Goal:
Will you transcribe the entries that follow, exactly and in full?

#### Task material

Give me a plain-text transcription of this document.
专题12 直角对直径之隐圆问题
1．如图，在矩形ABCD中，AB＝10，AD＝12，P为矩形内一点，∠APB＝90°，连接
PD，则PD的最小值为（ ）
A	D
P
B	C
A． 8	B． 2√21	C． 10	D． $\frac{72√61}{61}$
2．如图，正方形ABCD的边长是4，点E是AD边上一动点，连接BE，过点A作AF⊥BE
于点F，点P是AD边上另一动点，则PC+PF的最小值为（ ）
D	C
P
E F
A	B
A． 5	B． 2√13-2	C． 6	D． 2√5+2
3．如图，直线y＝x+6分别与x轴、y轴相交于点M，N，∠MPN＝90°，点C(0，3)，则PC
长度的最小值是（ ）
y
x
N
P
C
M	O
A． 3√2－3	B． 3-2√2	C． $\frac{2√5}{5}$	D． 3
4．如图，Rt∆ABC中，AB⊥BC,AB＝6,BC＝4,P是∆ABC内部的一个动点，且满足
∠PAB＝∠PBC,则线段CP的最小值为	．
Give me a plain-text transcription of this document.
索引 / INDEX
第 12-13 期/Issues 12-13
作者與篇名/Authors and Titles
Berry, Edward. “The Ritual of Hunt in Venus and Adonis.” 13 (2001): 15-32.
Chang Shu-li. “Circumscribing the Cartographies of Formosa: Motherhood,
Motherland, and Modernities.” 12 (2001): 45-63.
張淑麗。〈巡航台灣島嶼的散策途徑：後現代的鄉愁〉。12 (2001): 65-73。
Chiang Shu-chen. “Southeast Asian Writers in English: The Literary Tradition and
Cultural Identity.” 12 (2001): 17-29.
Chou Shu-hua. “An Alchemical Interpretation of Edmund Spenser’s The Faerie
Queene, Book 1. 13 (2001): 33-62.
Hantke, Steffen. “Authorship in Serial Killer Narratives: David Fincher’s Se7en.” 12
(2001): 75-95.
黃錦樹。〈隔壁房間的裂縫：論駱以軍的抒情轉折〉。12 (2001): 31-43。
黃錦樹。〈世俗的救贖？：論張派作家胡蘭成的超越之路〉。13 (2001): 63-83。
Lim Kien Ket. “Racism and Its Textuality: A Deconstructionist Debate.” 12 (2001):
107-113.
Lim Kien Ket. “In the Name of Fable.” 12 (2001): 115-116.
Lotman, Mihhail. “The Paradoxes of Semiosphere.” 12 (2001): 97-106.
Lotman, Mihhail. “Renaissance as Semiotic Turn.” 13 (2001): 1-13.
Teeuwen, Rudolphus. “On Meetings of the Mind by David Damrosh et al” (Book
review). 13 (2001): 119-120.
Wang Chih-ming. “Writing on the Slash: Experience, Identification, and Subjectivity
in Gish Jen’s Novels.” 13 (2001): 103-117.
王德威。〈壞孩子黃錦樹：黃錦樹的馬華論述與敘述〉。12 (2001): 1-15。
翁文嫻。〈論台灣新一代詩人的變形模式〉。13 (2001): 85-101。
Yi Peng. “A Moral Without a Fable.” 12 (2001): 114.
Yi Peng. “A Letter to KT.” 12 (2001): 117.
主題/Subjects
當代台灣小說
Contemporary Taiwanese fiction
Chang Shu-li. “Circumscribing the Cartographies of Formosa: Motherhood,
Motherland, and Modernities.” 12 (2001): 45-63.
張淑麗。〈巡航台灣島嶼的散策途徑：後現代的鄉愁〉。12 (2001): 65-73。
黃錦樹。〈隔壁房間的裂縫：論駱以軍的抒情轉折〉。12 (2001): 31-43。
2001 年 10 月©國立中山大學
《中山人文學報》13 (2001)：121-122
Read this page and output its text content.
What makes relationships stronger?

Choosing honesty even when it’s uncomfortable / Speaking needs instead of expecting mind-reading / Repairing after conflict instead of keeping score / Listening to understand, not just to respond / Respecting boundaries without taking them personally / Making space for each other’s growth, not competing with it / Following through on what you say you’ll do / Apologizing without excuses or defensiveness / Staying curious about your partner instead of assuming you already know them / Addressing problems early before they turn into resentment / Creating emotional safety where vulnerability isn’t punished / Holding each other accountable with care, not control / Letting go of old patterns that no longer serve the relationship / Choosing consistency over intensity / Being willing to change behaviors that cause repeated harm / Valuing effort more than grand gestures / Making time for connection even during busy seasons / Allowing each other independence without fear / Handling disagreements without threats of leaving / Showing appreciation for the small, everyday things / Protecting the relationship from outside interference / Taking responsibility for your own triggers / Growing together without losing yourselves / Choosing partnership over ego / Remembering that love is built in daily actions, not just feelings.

########

The output:
Give me a plain-text transcription of this document.
专题12 直角对直径之隐圆问题
1．如图，在矩形ABCD中，AB＝10，AD＝12，P为矩形内一点，∠APB＝90°，连接
PD，则PD的最小值为（ ）
A	D
P
B	C
A． 8	B． 2√21	C． 10	D． $\frac{72√61}{61}$
2．如图，正方形ABCD的边长是4，点E是AD边上一动点，连接BE，过点A作AF⊥BE
于点F，点P是AD边上另一动点，则PC+PF的最小值为（ ）
D	C
P
E F
A	B
A． 5	B． 2√13-2	C． 6	D． 2√5+2
3．如图，直线y＝x+6分别与x轴、y轴相交于点M，N，∠MPN＝90°，点C(0，3)，则PC
长度的最小值是（ ）
y
x
N
P
C
M	O
A． 3√2－3	B． 3-2√2	C． $\frac{2√5}{5}$	D． 3
4．如图，Rt∆ABC中，AB⊥BC,AB＝6,BC＝4,P是∆ABC内部的一个动点，且满足
∠PAB＝∠PBC,则线段CP的最小值为	．
Give me a plain-text transcription of this document.
索引 / INDEX
第 12-13 期/Issues 12-13
作者與篇名/Authors and Titles
Berry, Edward. “The Ritual of Hunt in Venus and Adonis.” 13 (2001): 15-32.
Chang Shu-li. “Circumscribing the Cartographies of Formosa: Motherhood,
Motherland, and Modernities.” 12 (2001): 45-63.
張淑麗。〈巡航台灣島嶼的散策途徑：後現代的鄉愁〉。12 (2001): 65-73。
Chiang Shu-chen. “Southeast Asian Writers in English: The Literary Tradition and
Cultural Identity.” 12 (2001): 17-29.
Chou Shu-hua. “An Alchemical Interpretation of Edmund Spenser’s The Faerie
Queene, Book 1. 13 (2001): 33-62.
Hantke, Steffen. “Authorship in Serial Killer Narratives: David Fincher’s Se7en.” 12
(2001): 75-95.
黃錦樹。〈隔壁房間的裂縫：論駱以軍的抒情轉折〉。12 (2001): 31-43。
黃錦樹。〈世俗的救贖？：論張派作家胡蘭成的超越之路〉。13 (2001): 63-83。
Lim Kien Ket. “Racism and Its Textuality: A Deconstructionist Debate.” 12 (2001):
107-113.
Lim Kien Ket. “In the Name of Fable.” 12 (2001): 115-116.
Lotman, Mihhail. “The Paradoxes of Semiosphere.” 12 (2001): 97-106.
Lotman, Mihhail. “Renaissance as Semiotic Turn.” 13 (2001): 1-13.
Teeuwen, Rudolphus. “On Meetings of the Mind by David Damrosh et al” (Book
review). 13 (2001): 119-120.
Wang Chih-ming. “Writing on the Slash: Experience, Identification, and Subjectivity
in Gish Jen’s Novels.” 13 (2001): 103-117.
王德威。〈壞孩子黃錦樹：黃錦樹的馬華論述與敘述〉。12 (2001): 1-15。
翁文嫻。〈論台灣新一代詩人的變形模式〉。13 (2001): 85-101。
Yi Peng. “A Moral Without a Fable.” 12 (2001): 114.
Yi Peng. “A Letter to KT.” 12 (2001): 117.
主題/Subjects
當代台灣小說
Contemporary Taiwanese fiction
Chang Shu-li. “Circumscribing the Cartographies of Formosa: Motherhood,
Motherland, and Modernities.” 12 (2001): 45-63.
張淑麗。〈巡航台灣島嶼的散策途徑：後現代的鄉愁〉。12 (2001): 65-73。
黃錦樹。〈隔壁房間的裂縫：論駱以軍的抒情轉折〉。12 (2001): 31-43。
2001 年 10 月©國立中山大學
《中山人文學報》13 (2001)：121-122
Read this page and output its text content.
What makes relationships stronger?

Choosing honesty even when it’s uncomfortable / Speaking needs instead of expecting mind-reading / Repairing after conflict instead of keeping score / Listening to understand, not just to respond / Respecting boundaries without taking them personally / Making space for each other’s growth, not competing with it / Following through on what you say you’ll do / Apologizing without excuses or defensiveness / Staying curious about your partner instead of assuming you already know them / Addressing problems early before they turn into resentment / Creating emotional safety where vulnerability isn’t punished / Holding each other accountable with care, not control / Letting go of old patterns that no longer serve the relationship / Choosing consistency over intensity / Being willing to change behaviors that cause repeated harm / Valuing effort more than grand gestures / Making time for connection even during busy seasons / Allowing each other independence without fear / Handling disagreements without threats of leaving / Showing appreciation for the small, everyday things / Protecting the relationship from outside interference / Taking responsibility for your own triggers / Growing together without losing yourselves / Choosing partnership over ego / Remembering that love is built in daily actions, not just feelings.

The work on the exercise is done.